• **Dataset extract**:
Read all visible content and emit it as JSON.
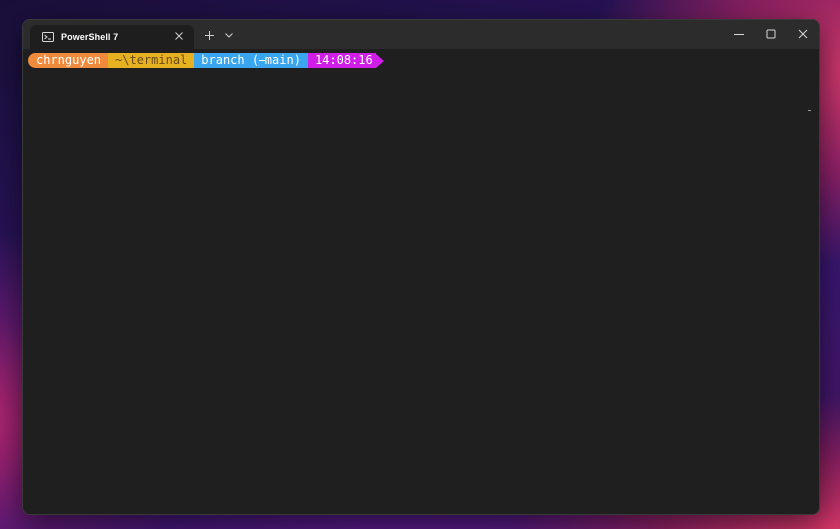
{
  "window": {
    "tab_title": "PowerShell 7",
    "tab_icon": "powershell-icon",
    "new_tab_icon": "plus-icon",
    "dropdown_icon": "chevron-down-icon"
  },
  "prompt": {
    "user": "chrngu​yen",
    "path": "~\\terminal",
    "git": "branch ( main)",
    "time": "14:08:16"
  },
  "colors": {
    "user_segment": "#f08a3c",
    "path_segment": "#e6b120",
    "git_segment": "#3aa6f0",
    "time_segment": "#d01ee8",
    "terminal_bg": "#1f1f1f",
    "titlebar_bg": "#2c2c2c"
  }
}
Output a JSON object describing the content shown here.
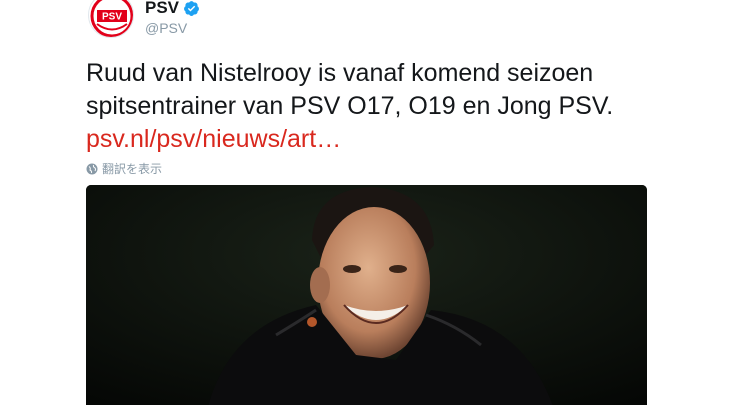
{
  "account": {
    "display_name": "PSV",
    "handle": "@PSV",
    "verified": true,
    "avatar_icon": "psv-logo-icon",
    "avatar_logo_text": "PSV"
  },
  "tweet": {
    "text": "Ruud van Nistelrooy is vanaf komend seizoen spitsentrainer van PSV O17, O19 en Jong PSV. ",
    "link_text": "psv.nl/psv/nieuws/art…"
  },
  "translate": {
    "label": "翻訳を表示",
    "icon": "globe-icon"
  },
  "colors": {
    "link": "#d9281e",
    "handle": "#8899a6",
    "verified": "#1da1f2",
    "psv_red": "#e2001a"
  }
}
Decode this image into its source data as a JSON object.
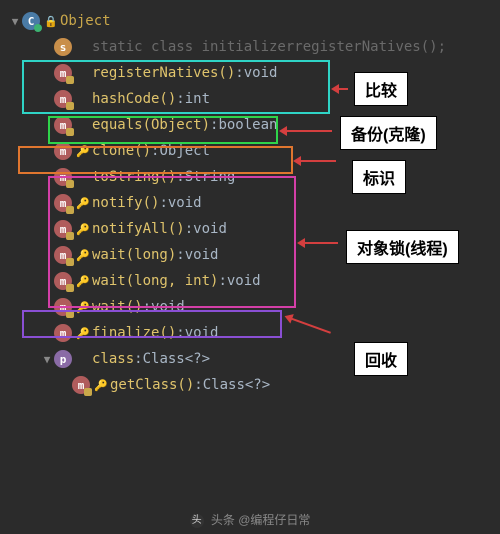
{
  "root": {
    "name": "Object"
  },
  "members": [
    {
      "icon": "static",
      "key": "",
      "name": "static class initializer",
      "sig": "",
      "ret": "registerNatives();",
      "dim": true
    },
    {
      "icon": "method-lock",
      "key": "",
      "name": "registerNatives()",
      "sig": ": ",
      "ret": "void"
    },
    {
      "icon": "method-lock",
      "key": "",
      "name": "hashCode()",
      "sig": ": ",
      "ret": "int"
    },
    {
      "icon": "method-lock",
      "key": "",
      "name": "equals(Object)",
      "sig": ": ",
      "ret": "boolean"
    },
    {
      "icon": "method",
      "key": "🔑",
      "name": "clone()",
      "sig": ": ",
      "ret": "Object"
    },
    {
      "icon": "method-lock",
      "key": "",
      "name": "toString()",
      "sig": ": ",
      "ret": "String"
    },
    {
      "icon": "method-lock",
      "key": "🔑",
      "name": "notify()",
      "sig": ": ",
      "ret": "void"
    },
    {
      "icon": "method-lock",
      "key": "🔑",
      "name": "notifyAll()",
      "sig": ": ",
      "ret": "void"
    },
    {
      "icon": "method-lock",
      "key": "🔑",
      "name": "wait(long)",
      "sig": ": ",
      "ret": "void"
    },
    {
      "icon": "method-lock",
      "key": "🔑",
      "name": "wait(long, int)",
      "sig": ": ",
      "ret": "void"
    },
    {
      "icon": "method-lock",
      "key": "🔑",
      "name": "wait()",
      "sig": ": ",
      "ret": "void"
    },
    {
      "icon": "method",
      "key": "🔑",
      "name": "finalize()",
      "sig": ": ",
      "ret": "void"
    },
    {
      "icon": "prop",
      "key": "",
      "name": "class",
      "sig": ": ",
      "ret": "Class<?>",
      "expandable": true
    },
    {
      "icon": "method-lock",
      "key": "🔑",
      "name": "getClass()",
      "sig": ": ",
      "ret": "Class<?>",
      "indent": 2,
      "dim": false
    }
  ],
  "labels": {
    "compare": "比较",
    "backup": "备份(克隆)",
    "identify": "标识",
    "lock": "对象锁(线程)",
    "gc": "回收"
  },
  "footer": "头条 @编程仔日常"
}
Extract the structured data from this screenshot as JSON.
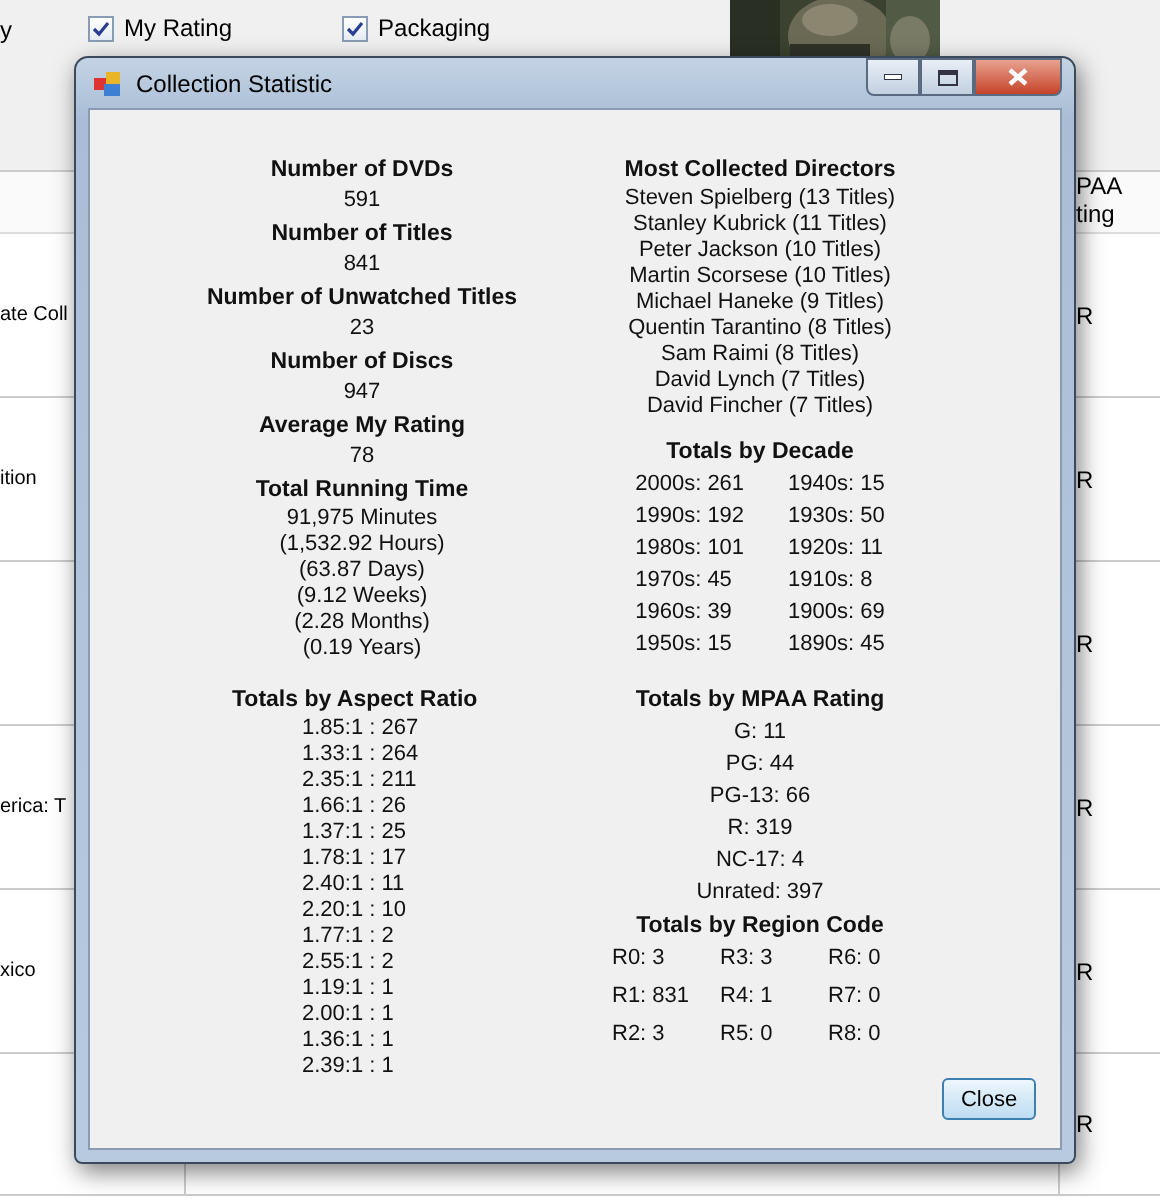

• **Work to do**: Write every record out again exactly; no pictures belong in the copy.

• **Reply**:
Read all visible content and emit it as JSON.
{
  "window": {
    "tab_title": "PowerShell 7",
    "tab_icon": "powershell-icon",
    "new_tab_icon": "plus-icon",
    "dropdown_icon": "chevron-down-icon"
  },
  "prompt": {
    "user": "chrngu​yen",
    "path": "~\\terminal",
    "git": "branch ( main)",
    "time": "14:08:16"
  },
  "colors": {
    "user_segment": "#f08a3c",
    "path_segment": "#e6b120",
    "git_segment": "#3aa6f0",
    "time_segment": "#d01ee8",
    "terminal_bg": "#1f1f1f",
    "titlebar_bg": "#2c2c2c"
  }
}
Output a JSON object describing the content shown here.
{
  "account": {
    "display_name": "PSV",
    "handle": "@PSV",
    "verified": true,
    "avatar_icon": "psv-logo-icon",
    "avatar_logo_text": "PSV"
  },
  "tweet": {
    "text": "Ruud van Nistelrooy is vanaf komend seizoen spitsentrainer van PSV O17, O19 en Jong PSV. ",
    "link_text": "psv.nl/psv/nieuws/art…"
  },
  "translate": {
    "label": "翻訳を表示",
    "icon": "globe-icon"
  },
  "colors": {
    "link": "#d9281e",
    "handle": "#8899a6",
    "verified": "#1da1f2",
    "psv_red": "#e2001a"
  }
}
Decode this image into its source data as a JSON object.
{
  "root": {
    "name": "Object"
  },
  "members": [
    {
      "icon": "static",
      "key": "",
      "name": "static class initializer",
      "sig": "",
      "ret": "registerNatives();",
      "dim": true
    },
    {
      "icon": "method-lock",
      "key": "",
      "name": "registerNatives()",
      "sig": ": ",
      "ret": "void"
    },
    {
      "icon": "method-lock",
      "key": "",
      "name": "hashCode()",
      "sig": ": ",
      "ret": "int"
    },
    {
      "icon": "method-lock",
      "key": "",
      "name": "equals(Object)",
      "sig": ": ",
      "ret": "boolean"
    },
    {
      "icon": "method",
      "key": "🔑",
      "name": "clone()",
      "sig": ": ",
      "ret": "Object"
    },
    {
      "icon": "method-lock",
      "key": "",
      "name": "toString()",
      "sig": ": ",
      "ret": "String"
    },
    {
      "icon": "method-lock",
      "key": "🔑",
      "name": "notify()",
      "sig": ": ",
      "ret": "void"
    },
    {
      "icon": "method-lock",
      "key": "🔑",
      "name": "notifyAll()",
      "sig": ": ",
      "ret": "void"
    },
    {
      "icon": "method-lock",
      "key": "🔑",
      "name": "wait(long)",
      "sig": ": ",
      "ret": "void"
    },
    {
      "icon": "method-lock",
      "key": "🔑",
      "name": "wait(long, int)",
      "sig": ": ",
      "ret": "void"
    },
    {
      "icon": "method-lock",
      "key": "🔑",
      "name": "wait()",
      "sig": ": ",
      "ret": "void"
    },
    {
      "icon": "method",
      "key": "🔑",
      "name": "finalize()",
      "sig": ": ",
      "ret": "void"
    },
    {
      "icon": "prop",
      "key": "",
      "name": "class",
      "sig": ": ",
      "ret": "Class<?>",
      "expandable": true
    },
    {
      "icon": "method-lock",
      "key": "🔑",
      "name": "getClass()",
      "sig": ": ",
      "ret": "Class<?>",
      "indent": 2,
      "dim": false
    }
  ],
  "labels": {
    "compare": "比较",
    "backup": "备份(克隆)",
    "identify": "标识",
    "lock": "对象锁(线程)",
    "gc": "回收"
  },
  "footer": "头条 @编程仔日常"
}
Extract the structured data from this screenshot as JSON.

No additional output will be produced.